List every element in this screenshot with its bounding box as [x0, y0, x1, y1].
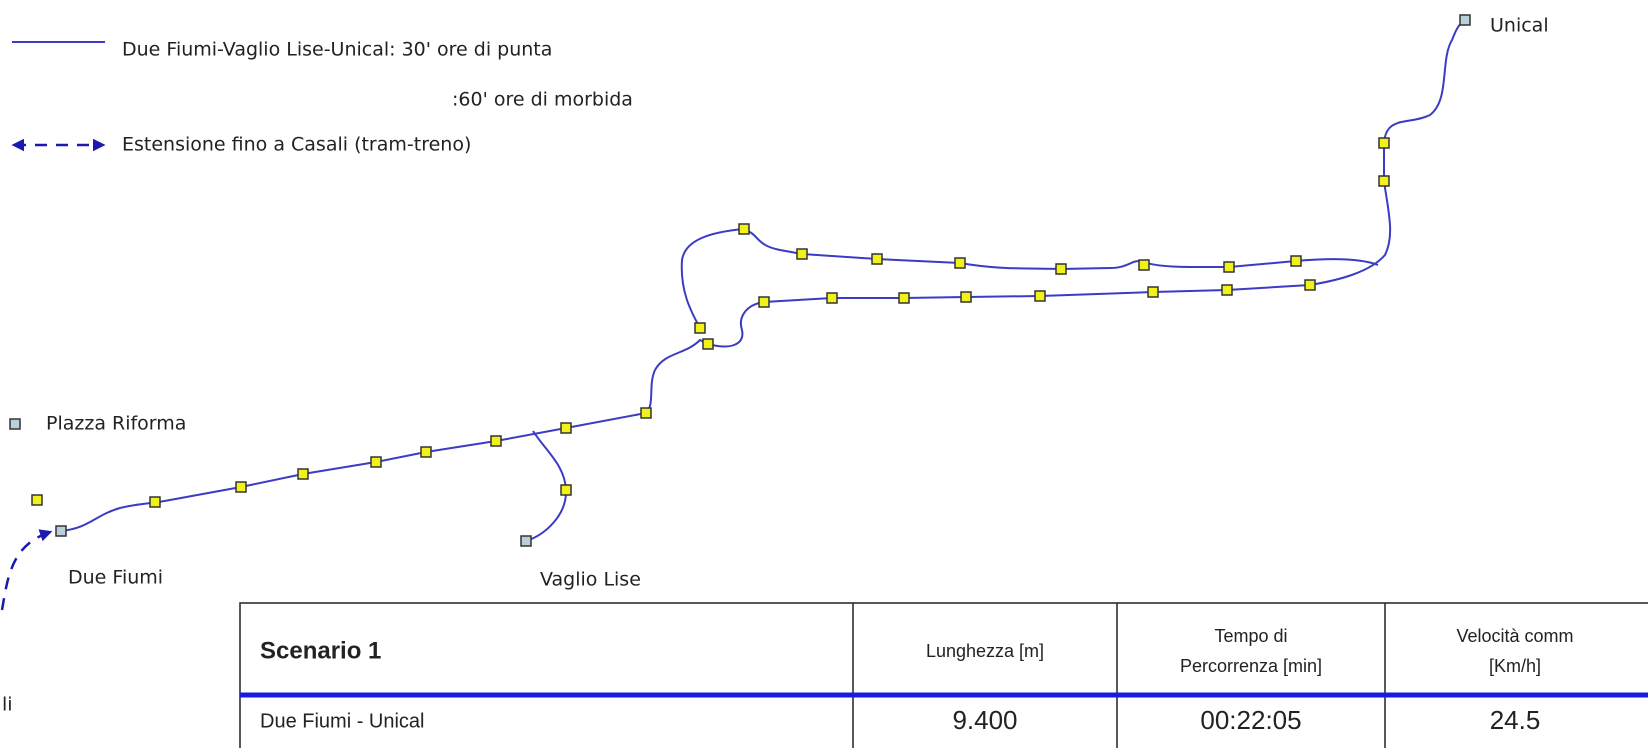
legend-text: :60' ore di morbida: [452, 89, 633, 111]
stop: [1223, 261, 1235, 273]
stop: [898, 292, 910, 304]
station-label: Plazza Riforma: [46, 413, 186, 435]
extension-dash: [0, 529, 53, 611]
stop: [702, 338, 714, 350]
table-cell: 00:22:05: [1200, 705, 1301, 735]
stop: [960, 291, 972, 303]
terminal: [1459, 14, 1471, 26]
stop: [235, 481, 247, 493]
stop: [826, 292, 838, 304]
legend-text: Estensione fino a Casali (tram-treno): [122, 134, 471, 156]
header-cell: [Km/h]: [1489, 656, 1541, 676]
route: [680, 227, 1379, 329]
stop: [370, 456, 382, 468]
header-cell: Tempo di: [1214, 626, 1287, 646]
stop: [149, 496, 161, 508]
stop: [1055, 263, 1067, 275]
route: [525, 430, 568, 542]
terminal: [520, 535, 532, 547]
stop: [297, 468, 309, 480]
stop: [640, 407, 652, 419]
stop: [796, 248, 808, 260]
legend-text: Due Fiumi-Vaglio Lise-Unical: 30' ore di…: [122, 39, 552, 61]
stop: [738, 223, 750, 235]
stop: [420, 446, 432, 458]
station-label: Vaglio Lise: [540, 569, 641, 591]
stop: [1304, 279, 1316, 291]
stop: [1138, 259, 1150, 271]
route: [60, 19, 1466, 532]
header-cell: Scenario 1: [260, 637, 381, 664]
terminal: [55, 525, 67, 537]
stop: [758, 296, 770, 308]
stop: [1147, 286, 1159, 298]
table-border: [239, 602, 1648, 748]
table-cell: 9.400: [952, 705, 1017, 735]
table-cell: 24.5: [1490, 705, 1541, 735]
stop: [31, 494, 43, 506]
stop: [560, 484, 572, 496]
stop: [1378, 137, 1390, 149]
header-cell: Velocità comm: [1456, 626, 1573, 646]
stop: [1221, 284, 1233, 296]
stop: [694, 322, 706, 334]
terminal: [9, 418, 21, 430]
header-cell: Percorrenza [min]: [1180, 656, 1322, 676]
stop: [1290, 255, 1302, 267]
station-label: Unical: [1490, 15, 1549, 37]
stop: [954, 257, 966, 269]
stop: [490, 435, 502, 447]
header-cell: Lunghezza [m]: [926, 641, 1044, 661]
stop: [871, 253, 883, 265]
stop: [1034, 290, 1046, 302]
station-label: li: [2, 694, 13, 716]
stop: [560, 422, 572, 434]
station-label: Due Fiumi: [68, 567, 163, 589]
table: Scenario 1 Lunghezza [m] Tempo di Percorren…: [239, 602, 1648, 748]
table-cell: Due Fiumi - Unical: [260, 710, 424, 732]
stop: [1378, 175, 1390, 187]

□ □ □ □ □ □ □

Task to carry out » Copy out every line of the data above word for word, leaving out the picture.

Right answer »
List every element in this screenshot with its bounding box as [x0, y0, x1, y1].
legend-text: :60' ore di morbida: [452, 89, 633, 111]
stop: [1223, 261, 1235, 273]
stop: [898, 292, 910, 304]
station-label: Plazza Riforma: [46, 413, 186, 435]
extension-dash: [0, 529, 53, 611]
stop: [702, 338, 714, 350]
table-cell: 00:22:05: [1200, 705, 1301, 735]
stop: [960, 291, 972, 303]
terminal: [1459, 14, 1471, 26]
stop: [235, 481, 247, 493]
stop: [826, 292, 838, 304]
legend-text: Estensione fino a Casali (tram-treno): [122, 134, 471, 156]
header-cell: [Km/h]: [1489, 656, 1541, 676]
route: [680, 227, 1379, 329]
stop: [370, 456, 382, 468]
header-cell: Tempo di: [1214, 626, 1287, 646]
stop: [149, 496, 161, 508]
stop: [1055, 263, 1067, 275]
route: [525, 430, 568, 542]
terminal: [520, 535, 532, 547]
stop: [297, 468, 309, 480]
stop: [640, 407, 652, 419]
stop: [796, 248, 808, 260]
legend-text: Due Fiumi-Vaglio Lise-Unical: 30' ore di…: [122, 39, 552, 61]
stop: [738, 223, 750, 235]
stop: [420, 446, 432, 458]
station-label: Vaglio Lise: [540, 569, 641, 591]
stop: [1304, 279, 1316, 291]
stop: [1138, 259, 1150, 271]
route: [60, 19, 1466, 532]
header-cell: Scenario 1: [260, 637, 381, 664]
terminal: [55, 525, 67, 537]
stop: [758, 296, 770, 308]
stop: [1147, 286, 1159, 298]
table-border: [239, 602, 1648, 748]
table-cell: 9.400: [952, 705, 1017, 735]
table-cell: 24.5: [1490, 705, 1541, 735]
stop: [31, 494, 43, 506]
stop: [560, 484, 572, 496]
stop: [1378, 137, 1390, 149]
header-cell: Velocità comm: [1456, 626, 1573, 646]
stop: [1221, 284, 1233, 296]
stop: [694, 322, 706, 334]
terminal: [9, 418, 21, 430]
header-cell: Percorrenza [min]: [1180, 656, 1322, 676]
stop: [1290, 255, 1302, 267]
station-label: Unical: [1490, 15, 1549, 37]
stop: [954, 257, 966, 269]
stop: [490, 435, 502, 447]
header-cell: Lunghezza [m]: [926, 641, 1044, 661]
stop: [871, 253, 883, 265]
stop: [1034, 290, 1046, 302]
station-label: li: [2, 694, 13, 716]
stop: [560, 422, 572, 434]
station-label: Due Fiumi: [68, 567, 163, 589]
table: Scenario 1 Lunghezza [m] Tempo di Percorren…: [239, 602, 1648, 748]
table-cell: Due Fiumi - Unical: [260, 710, 424, 732]
stop: [1378, 175, 1390, 187]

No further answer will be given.